Pick out the lines below that contain the string "type" and copy them all.

(Source data)
-- begin --

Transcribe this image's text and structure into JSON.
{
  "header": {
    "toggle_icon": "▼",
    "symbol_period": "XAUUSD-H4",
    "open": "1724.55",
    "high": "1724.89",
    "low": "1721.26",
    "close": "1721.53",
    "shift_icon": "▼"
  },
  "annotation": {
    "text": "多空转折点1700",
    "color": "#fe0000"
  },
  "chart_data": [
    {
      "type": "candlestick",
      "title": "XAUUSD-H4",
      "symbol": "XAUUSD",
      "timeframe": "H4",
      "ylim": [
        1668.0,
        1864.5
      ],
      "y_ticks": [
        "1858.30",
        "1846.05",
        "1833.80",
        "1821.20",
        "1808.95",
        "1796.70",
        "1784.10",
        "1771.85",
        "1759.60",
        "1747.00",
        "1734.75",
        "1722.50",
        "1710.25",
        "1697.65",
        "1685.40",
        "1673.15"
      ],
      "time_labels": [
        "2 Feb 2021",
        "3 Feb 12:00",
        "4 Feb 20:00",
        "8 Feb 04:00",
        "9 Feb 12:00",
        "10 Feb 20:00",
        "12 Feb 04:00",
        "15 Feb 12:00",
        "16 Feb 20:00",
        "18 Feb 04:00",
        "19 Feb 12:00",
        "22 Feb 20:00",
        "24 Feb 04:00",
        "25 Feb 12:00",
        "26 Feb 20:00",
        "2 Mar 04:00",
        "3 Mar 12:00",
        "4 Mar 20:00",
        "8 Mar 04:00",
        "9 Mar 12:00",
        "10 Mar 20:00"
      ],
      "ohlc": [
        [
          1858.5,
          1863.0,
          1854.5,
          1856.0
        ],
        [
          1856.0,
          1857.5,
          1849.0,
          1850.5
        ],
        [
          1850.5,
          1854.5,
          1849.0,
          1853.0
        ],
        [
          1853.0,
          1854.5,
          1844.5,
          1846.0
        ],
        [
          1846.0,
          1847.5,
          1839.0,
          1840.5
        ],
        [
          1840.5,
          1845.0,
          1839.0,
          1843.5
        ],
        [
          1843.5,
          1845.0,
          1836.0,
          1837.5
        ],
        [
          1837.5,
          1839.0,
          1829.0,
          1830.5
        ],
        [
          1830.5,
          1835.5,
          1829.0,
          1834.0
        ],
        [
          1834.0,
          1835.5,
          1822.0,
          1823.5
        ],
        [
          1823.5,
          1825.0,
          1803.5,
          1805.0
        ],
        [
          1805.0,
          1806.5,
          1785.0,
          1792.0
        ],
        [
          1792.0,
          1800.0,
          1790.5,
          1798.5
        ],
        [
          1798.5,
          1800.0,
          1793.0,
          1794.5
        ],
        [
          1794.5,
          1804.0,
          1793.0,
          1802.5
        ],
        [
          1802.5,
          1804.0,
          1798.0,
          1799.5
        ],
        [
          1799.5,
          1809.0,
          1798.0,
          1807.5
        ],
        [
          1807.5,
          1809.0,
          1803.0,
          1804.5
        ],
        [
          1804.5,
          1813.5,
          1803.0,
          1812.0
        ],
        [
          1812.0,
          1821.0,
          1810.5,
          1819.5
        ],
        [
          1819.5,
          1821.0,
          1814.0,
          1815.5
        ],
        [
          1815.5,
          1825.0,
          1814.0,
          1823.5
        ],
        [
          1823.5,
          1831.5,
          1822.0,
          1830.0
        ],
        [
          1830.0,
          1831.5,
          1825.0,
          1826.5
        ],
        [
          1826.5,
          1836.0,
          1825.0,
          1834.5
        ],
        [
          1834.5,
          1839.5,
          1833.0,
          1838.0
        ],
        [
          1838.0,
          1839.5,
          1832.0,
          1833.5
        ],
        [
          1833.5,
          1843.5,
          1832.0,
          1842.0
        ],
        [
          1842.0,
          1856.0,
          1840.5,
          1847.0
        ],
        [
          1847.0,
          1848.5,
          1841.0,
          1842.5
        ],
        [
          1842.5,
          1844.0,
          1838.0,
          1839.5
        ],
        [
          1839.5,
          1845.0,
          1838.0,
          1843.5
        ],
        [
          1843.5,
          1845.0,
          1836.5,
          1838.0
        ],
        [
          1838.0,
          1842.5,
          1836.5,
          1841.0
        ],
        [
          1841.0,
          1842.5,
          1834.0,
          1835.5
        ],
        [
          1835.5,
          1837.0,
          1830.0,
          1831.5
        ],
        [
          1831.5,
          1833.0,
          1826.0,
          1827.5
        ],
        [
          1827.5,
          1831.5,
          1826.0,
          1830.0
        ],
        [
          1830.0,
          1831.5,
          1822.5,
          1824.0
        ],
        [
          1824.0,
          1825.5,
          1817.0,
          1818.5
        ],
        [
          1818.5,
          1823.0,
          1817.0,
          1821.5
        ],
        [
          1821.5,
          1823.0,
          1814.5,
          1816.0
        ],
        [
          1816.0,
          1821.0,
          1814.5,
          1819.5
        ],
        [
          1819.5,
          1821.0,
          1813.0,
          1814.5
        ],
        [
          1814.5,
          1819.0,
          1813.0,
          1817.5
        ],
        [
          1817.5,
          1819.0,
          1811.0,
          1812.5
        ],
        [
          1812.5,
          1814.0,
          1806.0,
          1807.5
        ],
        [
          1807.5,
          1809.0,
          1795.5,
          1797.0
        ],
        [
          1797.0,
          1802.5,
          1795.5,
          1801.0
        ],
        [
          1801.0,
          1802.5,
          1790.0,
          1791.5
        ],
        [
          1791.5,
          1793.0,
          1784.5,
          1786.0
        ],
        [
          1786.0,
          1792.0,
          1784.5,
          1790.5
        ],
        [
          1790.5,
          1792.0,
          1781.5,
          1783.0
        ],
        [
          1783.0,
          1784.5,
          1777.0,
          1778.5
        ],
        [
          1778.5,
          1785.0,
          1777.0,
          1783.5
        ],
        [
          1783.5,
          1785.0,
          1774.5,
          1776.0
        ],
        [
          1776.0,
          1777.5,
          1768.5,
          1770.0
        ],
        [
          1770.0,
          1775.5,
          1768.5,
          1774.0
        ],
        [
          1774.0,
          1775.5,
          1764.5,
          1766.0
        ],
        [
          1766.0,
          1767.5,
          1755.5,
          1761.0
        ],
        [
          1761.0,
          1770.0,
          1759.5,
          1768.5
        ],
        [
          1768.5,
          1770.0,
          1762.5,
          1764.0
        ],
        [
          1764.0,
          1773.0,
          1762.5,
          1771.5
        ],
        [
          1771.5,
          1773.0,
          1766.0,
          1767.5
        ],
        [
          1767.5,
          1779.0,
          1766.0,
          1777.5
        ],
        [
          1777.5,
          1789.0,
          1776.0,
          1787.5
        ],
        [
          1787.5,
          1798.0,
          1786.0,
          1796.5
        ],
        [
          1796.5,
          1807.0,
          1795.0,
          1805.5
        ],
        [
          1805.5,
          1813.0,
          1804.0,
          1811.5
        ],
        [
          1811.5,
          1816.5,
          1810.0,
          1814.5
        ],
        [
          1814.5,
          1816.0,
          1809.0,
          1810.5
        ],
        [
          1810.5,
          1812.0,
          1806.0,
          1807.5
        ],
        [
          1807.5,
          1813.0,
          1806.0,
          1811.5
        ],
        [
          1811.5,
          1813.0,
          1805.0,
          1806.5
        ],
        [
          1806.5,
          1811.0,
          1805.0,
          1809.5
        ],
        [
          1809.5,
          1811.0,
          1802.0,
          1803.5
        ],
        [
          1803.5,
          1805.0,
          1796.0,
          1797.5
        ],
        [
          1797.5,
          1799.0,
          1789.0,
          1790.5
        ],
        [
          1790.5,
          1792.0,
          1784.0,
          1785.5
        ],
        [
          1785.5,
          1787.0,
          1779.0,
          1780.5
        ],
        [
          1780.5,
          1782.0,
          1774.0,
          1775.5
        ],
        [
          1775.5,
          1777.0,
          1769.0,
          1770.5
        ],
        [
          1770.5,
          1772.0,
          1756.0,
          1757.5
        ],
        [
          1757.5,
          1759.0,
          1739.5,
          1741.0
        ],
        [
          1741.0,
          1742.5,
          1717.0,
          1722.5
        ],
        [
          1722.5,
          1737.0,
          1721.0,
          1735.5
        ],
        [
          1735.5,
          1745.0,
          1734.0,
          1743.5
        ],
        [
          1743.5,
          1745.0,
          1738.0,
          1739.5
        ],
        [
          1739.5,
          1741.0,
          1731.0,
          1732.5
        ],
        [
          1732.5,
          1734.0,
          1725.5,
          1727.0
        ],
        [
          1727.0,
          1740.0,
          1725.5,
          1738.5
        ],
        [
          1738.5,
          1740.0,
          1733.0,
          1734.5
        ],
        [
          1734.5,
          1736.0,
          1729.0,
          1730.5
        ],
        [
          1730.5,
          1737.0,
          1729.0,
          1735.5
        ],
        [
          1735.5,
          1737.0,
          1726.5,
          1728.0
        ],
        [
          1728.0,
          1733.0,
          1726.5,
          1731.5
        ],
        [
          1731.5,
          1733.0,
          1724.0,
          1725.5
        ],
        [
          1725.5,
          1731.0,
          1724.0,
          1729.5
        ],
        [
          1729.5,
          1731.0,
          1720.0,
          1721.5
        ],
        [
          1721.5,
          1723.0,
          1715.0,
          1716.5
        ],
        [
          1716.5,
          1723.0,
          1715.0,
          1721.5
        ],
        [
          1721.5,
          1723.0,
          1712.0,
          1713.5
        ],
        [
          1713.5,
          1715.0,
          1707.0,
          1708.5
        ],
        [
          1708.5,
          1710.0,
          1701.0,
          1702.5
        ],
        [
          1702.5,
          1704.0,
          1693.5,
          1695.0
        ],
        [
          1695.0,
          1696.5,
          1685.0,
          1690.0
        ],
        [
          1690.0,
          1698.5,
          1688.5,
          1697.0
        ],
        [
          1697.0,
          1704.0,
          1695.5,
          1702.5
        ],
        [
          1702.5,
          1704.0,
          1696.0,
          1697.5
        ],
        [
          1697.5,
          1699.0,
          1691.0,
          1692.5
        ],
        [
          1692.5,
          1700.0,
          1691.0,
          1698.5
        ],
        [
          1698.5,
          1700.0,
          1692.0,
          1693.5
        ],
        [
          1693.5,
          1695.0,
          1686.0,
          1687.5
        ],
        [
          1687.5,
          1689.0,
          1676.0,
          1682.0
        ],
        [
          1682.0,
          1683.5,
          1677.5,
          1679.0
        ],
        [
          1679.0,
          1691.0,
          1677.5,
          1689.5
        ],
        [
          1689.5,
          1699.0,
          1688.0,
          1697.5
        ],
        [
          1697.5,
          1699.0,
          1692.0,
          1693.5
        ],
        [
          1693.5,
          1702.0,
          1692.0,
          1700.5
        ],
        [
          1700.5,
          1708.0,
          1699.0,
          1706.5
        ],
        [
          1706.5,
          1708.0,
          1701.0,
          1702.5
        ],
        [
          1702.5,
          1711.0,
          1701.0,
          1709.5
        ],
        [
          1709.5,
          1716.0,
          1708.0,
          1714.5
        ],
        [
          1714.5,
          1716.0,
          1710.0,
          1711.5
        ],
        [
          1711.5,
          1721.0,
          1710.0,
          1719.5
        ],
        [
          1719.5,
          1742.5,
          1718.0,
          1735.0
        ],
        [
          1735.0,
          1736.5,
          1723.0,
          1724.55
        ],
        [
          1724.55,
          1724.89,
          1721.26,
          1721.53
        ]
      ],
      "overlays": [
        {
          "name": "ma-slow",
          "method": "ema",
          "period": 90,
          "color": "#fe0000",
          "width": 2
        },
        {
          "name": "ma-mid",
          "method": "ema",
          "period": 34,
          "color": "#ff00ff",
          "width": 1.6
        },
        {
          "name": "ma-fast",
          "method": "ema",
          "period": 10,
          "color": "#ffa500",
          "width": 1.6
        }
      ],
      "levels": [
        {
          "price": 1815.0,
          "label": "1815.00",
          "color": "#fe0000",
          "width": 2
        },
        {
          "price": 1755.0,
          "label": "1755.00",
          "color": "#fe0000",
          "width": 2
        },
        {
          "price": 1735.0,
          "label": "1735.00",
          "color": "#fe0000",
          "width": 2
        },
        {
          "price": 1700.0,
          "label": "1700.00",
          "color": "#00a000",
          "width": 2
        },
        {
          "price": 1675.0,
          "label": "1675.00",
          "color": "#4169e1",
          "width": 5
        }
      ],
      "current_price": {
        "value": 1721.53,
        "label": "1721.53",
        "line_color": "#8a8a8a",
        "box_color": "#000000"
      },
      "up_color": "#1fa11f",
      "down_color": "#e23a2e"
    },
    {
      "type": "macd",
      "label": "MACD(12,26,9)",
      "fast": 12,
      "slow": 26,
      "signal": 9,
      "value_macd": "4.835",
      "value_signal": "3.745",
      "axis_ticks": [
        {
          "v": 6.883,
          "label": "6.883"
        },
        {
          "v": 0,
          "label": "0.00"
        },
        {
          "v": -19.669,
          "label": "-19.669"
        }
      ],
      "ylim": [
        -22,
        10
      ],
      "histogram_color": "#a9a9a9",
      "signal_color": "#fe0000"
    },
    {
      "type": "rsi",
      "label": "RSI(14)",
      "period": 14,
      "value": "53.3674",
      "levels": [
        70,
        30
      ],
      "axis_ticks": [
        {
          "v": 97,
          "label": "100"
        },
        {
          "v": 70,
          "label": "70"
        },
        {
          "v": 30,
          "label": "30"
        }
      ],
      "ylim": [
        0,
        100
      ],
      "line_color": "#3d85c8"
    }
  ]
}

-- end --

[Expected output]:
      "type": "candlestick",
      "type": "macd",
      "type": "rsi",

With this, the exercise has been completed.